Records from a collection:
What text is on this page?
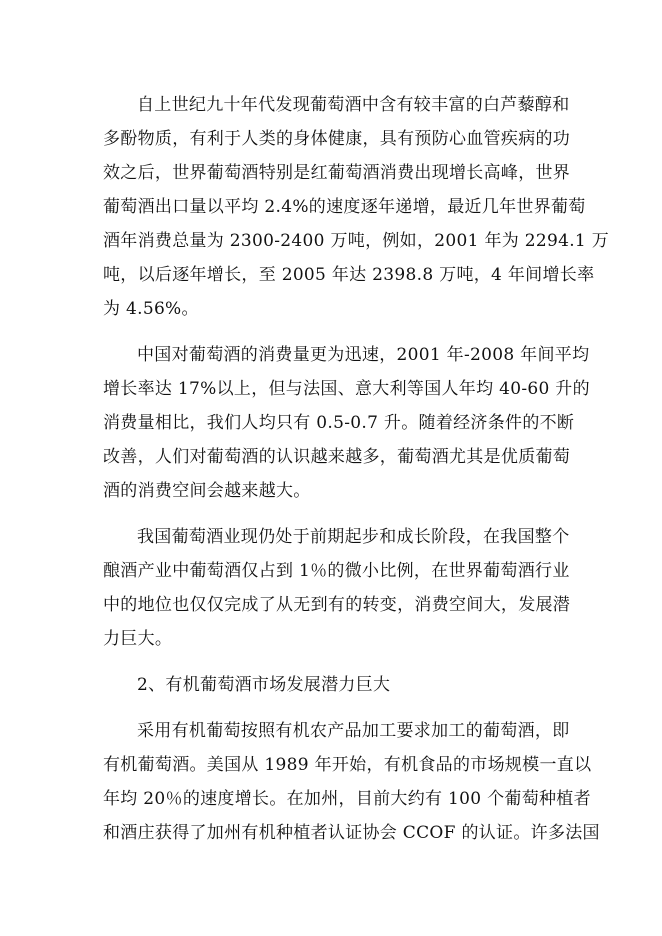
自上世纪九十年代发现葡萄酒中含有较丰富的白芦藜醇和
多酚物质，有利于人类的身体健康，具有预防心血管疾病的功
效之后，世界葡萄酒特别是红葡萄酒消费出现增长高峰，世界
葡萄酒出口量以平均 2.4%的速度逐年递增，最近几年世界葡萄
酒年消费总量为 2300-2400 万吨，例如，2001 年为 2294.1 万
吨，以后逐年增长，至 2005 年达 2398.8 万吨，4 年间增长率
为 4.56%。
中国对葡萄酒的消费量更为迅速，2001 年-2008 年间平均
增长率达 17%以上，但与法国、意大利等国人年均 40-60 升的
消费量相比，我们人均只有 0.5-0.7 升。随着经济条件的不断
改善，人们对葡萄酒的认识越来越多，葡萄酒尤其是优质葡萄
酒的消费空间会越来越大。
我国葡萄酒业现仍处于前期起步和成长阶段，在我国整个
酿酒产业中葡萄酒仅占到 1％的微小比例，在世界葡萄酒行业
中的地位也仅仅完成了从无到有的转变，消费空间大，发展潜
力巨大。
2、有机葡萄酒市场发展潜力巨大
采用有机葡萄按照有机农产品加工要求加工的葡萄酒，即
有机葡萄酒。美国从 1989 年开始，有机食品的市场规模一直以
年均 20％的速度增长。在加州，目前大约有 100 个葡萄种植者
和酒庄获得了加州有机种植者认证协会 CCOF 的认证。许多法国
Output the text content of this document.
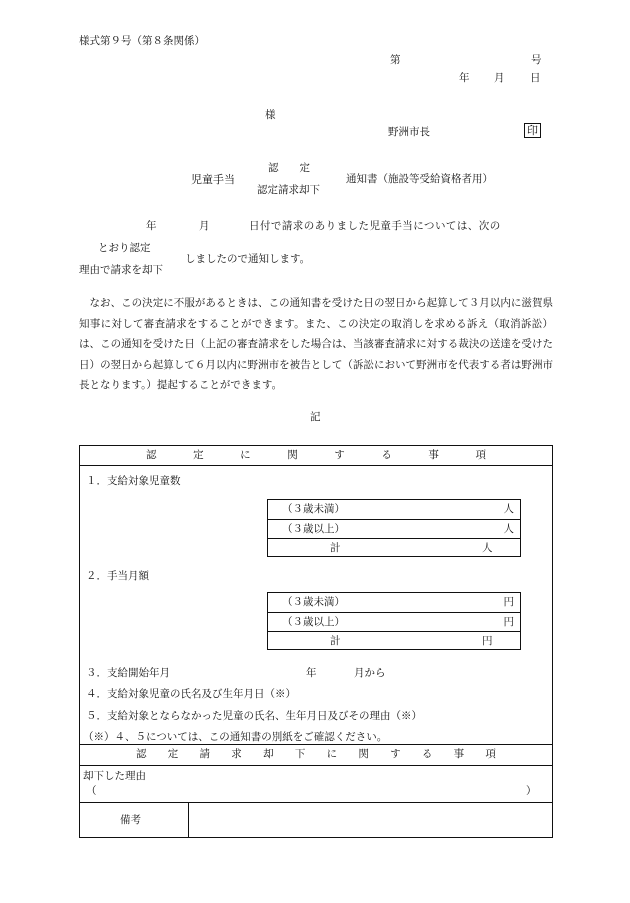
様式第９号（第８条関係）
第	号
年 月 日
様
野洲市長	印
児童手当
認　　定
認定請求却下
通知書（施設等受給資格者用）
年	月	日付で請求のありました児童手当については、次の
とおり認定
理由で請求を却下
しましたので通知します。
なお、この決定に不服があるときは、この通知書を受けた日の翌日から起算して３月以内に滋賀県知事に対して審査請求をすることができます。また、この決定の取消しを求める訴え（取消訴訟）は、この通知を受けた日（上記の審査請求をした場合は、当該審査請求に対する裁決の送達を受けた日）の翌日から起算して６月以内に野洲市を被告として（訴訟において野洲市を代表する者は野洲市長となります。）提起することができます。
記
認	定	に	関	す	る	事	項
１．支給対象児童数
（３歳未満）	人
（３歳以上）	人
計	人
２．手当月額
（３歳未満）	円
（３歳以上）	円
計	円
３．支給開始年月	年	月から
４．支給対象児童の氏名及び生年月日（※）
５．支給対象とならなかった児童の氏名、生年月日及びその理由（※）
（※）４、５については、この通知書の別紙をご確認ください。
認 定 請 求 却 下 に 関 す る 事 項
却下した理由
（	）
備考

...

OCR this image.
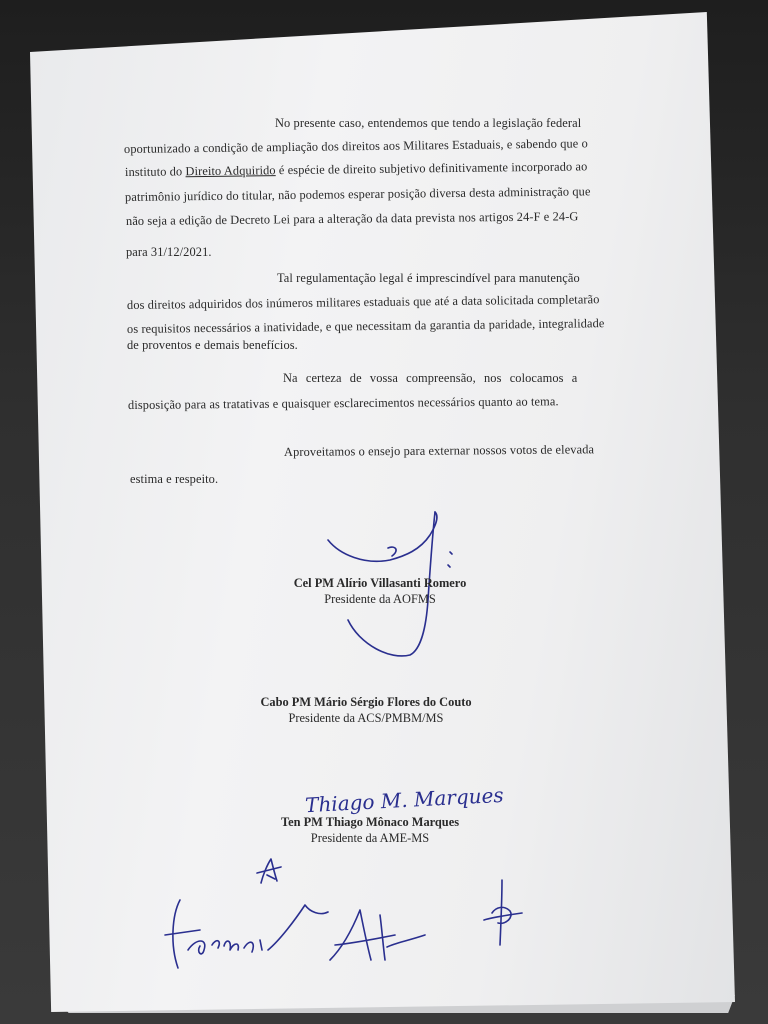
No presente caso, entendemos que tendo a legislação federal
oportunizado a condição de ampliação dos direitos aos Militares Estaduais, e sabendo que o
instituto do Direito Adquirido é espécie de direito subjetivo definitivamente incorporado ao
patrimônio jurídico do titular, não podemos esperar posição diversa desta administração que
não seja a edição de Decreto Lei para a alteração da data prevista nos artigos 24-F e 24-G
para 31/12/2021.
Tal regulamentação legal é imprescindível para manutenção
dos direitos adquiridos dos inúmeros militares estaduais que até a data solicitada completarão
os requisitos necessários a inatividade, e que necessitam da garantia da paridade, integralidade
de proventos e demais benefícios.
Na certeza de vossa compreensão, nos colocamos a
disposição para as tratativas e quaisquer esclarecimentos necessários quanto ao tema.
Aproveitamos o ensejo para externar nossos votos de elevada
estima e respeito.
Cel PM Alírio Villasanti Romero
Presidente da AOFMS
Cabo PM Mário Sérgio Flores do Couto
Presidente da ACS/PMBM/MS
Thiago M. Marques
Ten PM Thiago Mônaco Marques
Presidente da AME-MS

## SET PROBLEM
Consider the entries above and return each line with the string "para".

## REPLY TO THE EXERCISE
não seja a edição de Decreto Lei para a alteração da data prevista nos artigos 24-F e 24-G
para 31/12/2021.
Tal regulamentação legal é imprescindível para manutenção
disposição para as tratativas e quaisquer esclarecimentos necessários quanto ao tema.
Aproveitamos o ensejo para externar nossos votos de elevada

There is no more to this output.